[What to do] What is the number of lines containing the string "JSON"? Answer with the number only.

Records excerpted from a collection
"""

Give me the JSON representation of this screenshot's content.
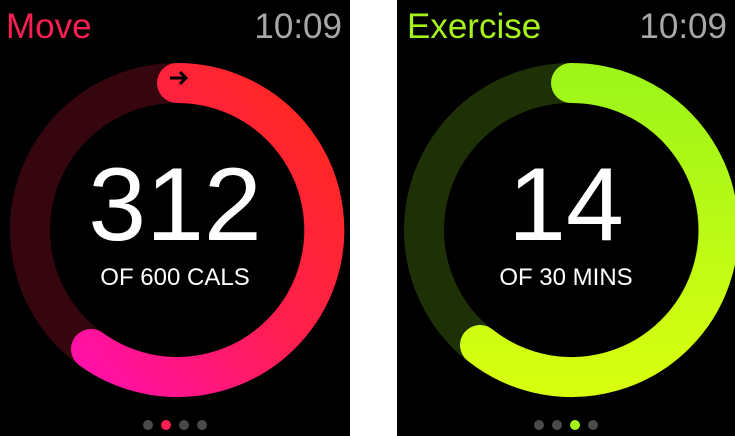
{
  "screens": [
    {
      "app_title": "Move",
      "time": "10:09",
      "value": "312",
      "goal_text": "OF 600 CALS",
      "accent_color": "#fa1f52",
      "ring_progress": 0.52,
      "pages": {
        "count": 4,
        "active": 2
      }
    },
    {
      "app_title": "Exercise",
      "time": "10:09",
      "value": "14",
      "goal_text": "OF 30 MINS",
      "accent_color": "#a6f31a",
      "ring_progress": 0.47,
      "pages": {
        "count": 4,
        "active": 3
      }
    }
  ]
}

"""
"""

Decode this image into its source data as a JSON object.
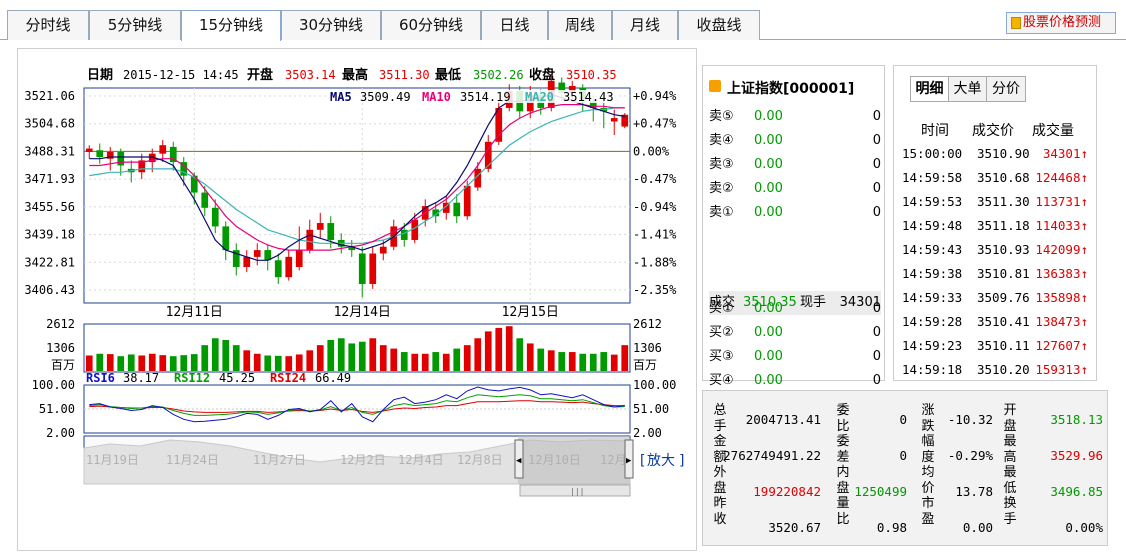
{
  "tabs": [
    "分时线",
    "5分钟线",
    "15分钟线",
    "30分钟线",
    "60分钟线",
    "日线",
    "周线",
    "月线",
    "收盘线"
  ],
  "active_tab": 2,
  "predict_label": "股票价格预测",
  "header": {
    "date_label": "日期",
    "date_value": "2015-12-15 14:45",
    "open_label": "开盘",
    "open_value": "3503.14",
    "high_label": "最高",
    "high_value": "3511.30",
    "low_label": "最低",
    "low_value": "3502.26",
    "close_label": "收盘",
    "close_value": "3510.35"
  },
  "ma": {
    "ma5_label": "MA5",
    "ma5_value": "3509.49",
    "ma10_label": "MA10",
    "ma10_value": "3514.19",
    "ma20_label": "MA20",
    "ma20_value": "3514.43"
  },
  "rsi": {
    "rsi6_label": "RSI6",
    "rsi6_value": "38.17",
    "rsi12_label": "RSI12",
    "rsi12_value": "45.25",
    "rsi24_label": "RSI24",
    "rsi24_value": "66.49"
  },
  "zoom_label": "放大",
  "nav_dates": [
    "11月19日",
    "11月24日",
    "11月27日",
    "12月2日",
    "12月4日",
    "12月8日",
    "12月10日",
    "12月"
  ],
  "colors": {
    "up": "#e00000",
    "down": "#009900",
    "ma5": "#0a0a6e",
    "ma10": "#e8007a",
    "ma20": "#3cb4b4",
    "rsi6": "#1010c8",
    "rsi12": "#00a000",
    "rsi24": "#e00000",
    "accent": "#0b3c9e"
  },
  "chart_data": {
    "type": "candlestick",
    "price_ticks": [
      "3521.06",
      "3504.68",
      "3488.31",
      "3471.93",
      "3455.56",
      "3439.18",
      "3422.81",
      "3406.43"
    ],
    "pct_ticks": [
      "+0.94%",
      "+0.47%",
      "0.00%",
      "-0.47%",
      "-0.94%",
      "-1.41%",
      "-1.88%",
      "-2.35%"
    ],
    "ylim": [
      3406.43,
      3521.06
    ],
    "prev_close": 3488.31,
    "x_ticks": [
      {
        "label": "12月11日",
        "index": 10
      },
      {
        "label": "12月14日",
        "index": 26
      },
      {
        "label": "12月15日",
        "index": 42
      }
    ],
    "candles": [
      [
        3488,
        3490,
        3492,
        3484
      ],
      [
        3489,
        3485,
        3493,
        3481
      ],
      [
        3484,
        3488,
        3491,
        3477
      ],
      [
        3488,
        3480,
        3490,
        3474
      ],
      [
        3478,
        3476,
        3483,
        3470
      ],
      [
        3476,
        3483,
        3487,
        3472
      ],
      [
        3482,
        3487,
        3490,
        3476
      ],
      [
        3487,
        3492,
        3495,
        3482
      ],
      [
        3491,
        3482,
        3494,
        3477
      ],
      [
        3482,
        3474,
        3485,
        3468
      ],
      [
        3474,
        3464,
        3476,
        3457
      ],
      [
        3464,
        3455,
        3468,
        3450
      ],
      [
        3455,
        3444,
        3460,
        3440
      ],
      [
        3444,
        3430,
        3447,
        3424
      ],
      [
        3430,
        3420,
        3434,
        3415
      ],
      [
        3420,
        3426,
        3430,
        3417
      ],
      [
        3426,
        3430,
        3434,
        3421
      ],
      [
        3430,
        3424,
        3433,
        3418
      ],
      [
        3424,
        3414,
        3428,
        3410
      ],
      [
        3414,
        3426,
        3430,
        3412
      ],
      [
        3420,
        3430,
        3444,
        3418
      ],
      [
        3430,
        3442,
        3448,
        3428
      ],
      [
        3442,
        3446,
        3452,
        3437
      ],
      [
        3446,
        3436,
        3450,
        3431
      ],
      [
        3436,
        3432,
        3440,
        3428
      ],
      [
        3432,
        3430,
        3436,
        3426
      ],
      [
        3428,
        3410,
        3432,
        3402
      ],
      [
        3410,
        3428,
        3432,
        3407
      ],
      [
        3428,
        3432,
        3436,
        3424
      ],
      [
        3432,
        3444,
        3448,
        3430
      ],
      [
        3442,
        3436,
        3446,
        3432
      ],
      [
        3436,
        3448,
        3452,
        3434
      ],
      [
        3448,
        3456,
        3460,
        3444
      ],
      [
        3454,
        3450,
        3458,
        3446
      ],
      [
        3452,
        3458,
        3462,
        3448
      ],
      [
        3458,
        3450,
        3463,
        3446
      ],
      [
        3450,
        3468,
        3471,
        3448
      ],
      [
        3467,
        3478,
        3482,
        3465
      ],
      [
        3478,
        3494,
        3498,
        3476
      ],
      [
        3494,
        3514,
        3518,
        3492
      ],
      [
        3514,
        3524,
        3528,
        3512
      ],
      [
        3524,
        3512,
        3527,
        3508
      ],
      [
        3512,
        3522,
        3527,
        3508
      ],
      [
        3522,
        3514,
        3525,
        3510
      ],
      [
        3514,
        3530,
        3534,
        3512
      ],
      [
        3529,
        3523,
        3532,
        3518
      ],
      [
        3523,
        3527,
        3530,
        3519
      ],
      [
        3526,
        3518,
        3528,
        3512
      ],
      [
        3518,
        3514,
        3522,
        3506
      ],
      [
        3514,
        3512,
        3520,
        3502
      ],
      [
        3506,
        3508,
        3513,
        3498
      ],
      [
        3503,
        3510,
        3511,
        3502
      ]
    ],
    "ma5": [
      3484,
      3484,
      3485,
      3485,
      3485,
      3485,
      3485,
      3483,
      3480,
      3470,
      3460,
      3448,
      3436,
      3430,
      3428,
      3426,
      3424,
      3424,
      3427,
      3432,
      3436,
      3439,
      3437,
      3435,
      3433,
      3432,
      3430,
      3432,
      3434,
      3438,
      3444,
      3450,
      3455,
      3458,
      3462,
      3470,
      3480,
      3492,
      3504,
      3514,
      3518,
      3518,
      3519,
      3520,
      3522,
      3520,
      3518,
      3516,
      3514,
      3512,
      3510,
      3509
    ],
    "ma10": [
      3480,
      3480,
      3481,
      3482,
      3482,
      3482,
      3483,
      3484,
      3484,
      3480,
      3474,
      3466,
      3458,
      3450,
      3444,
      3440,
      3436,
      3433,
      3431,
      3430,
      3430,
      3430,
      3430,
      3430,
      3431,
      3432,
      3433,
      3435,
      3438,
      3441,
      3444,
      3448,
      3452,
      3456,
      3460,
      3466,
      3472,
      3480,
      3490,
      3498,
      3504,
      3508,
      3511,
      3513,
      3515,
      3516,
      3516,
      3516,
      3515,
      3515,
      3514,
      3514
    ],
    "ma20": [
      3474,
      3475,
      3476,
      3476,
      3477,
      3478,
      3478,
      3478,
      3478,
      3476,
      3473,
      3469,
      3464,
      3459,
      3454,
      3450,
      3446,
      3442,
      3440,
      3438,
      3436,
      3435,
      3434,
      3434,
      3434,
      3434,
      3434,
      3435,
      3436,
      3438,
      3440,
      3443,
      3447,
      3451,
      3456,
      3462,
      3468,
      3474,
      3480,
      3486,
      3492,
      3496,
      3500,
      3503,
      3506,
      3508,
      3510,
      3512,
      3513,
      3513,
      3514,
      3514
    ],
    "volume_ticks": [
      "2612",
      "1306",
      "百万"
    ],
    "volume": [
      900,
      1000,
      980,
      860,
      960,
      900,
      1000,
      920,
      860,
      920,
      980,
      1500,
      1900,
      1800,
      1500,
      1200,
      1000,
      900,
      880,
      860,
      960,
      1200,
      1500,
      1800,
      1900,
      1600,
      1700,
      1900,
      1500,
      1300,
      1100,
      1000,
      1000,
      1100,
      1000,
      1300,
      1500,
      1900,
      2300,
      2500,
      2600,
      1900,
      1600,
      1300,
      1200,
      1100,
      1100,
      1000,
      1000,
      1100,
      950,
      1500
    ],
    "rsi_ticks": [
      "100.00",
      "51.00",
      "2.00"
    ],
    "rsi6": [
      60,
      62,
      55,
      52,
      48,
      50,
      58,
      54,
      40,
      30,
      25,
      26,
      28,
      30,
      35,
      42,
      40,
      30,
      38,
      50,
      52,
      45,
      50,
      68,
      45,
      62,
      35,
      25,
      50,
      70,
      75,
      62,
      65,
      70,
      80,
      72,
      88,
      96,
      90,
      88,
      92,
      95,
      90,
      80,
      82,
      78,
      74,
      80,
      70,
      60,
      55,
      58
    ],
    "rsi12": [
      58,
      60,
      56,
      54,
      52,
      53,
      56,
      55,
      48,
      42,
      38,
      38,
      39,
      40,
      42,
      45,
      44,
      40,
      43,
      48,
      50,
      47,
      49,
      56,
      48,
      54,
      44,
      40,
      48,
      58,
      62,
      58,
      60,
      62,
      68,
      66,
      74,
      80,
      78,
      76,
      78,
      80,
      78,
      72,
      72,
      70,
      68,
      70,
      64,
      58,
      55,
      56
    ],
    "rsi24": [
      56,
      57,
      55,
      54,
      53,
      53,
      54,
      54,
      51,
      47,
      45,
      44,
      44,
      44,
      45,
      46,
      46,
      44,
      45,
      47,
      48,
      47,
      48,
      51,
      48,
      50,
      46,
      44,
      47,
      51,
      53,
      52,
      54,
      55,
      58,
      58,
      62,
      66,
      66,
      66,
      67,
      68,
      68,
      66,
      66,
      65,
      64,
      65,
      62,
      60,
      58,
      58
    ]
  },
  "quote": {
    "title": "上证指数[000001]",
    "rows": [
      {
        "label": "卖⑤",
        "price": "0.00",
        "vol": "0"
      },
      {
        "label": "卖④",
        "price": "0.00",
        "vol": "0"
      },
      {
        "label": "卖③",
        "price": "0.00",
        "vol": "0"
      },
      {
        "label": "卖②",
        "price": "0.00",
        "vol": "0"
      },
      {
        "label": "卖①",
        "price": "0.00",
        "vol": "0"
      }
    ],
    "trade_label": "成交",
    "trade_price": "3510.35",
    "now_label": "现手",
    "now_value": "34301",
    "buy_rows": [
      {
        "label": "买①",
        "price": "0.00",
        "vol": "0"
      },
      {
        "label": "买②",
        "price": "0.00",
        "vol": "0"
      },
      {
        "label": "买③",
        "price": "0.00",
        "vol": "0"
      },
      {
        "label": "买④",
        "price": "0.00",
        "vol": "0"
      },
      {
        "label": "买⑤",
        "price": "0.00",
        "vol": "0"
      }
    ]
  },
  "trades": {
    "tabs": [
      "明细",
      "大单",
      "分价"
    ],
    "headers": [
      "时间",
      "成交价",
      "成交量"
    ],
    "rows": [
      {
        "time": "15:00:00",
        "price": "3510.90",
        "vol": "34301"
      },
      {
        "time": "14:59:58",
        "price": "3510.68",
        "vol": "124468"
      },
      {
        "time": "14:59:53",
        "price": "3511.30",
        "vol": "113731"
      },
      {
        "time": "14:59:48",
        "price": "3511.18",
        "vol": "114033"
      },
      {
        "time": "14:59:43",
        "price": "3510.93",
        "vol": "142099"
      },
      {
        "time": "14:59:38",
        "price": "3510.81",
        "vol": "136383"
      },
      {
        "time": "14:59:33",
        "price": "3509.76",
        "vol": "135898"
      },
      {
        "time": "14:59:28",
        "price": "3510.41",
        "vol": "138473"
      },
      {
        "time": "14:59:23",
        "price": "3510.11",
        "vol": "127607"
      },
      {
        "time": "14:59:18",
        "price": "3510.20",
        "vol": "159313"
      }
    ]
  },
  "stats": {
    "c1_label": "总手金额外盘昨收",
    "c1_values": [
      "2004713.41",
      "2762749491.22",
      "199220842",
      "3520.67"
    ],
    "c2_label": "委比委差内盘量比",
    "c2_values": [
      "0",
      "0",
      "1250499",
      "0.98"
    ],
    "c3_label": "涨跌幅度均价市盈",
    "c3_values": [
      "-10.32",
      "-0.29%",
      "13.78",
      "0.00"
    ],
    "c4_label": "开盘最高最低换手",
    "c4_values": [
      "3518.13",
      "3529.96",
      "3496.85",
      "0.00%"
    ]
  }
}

"""

[Task answer] 2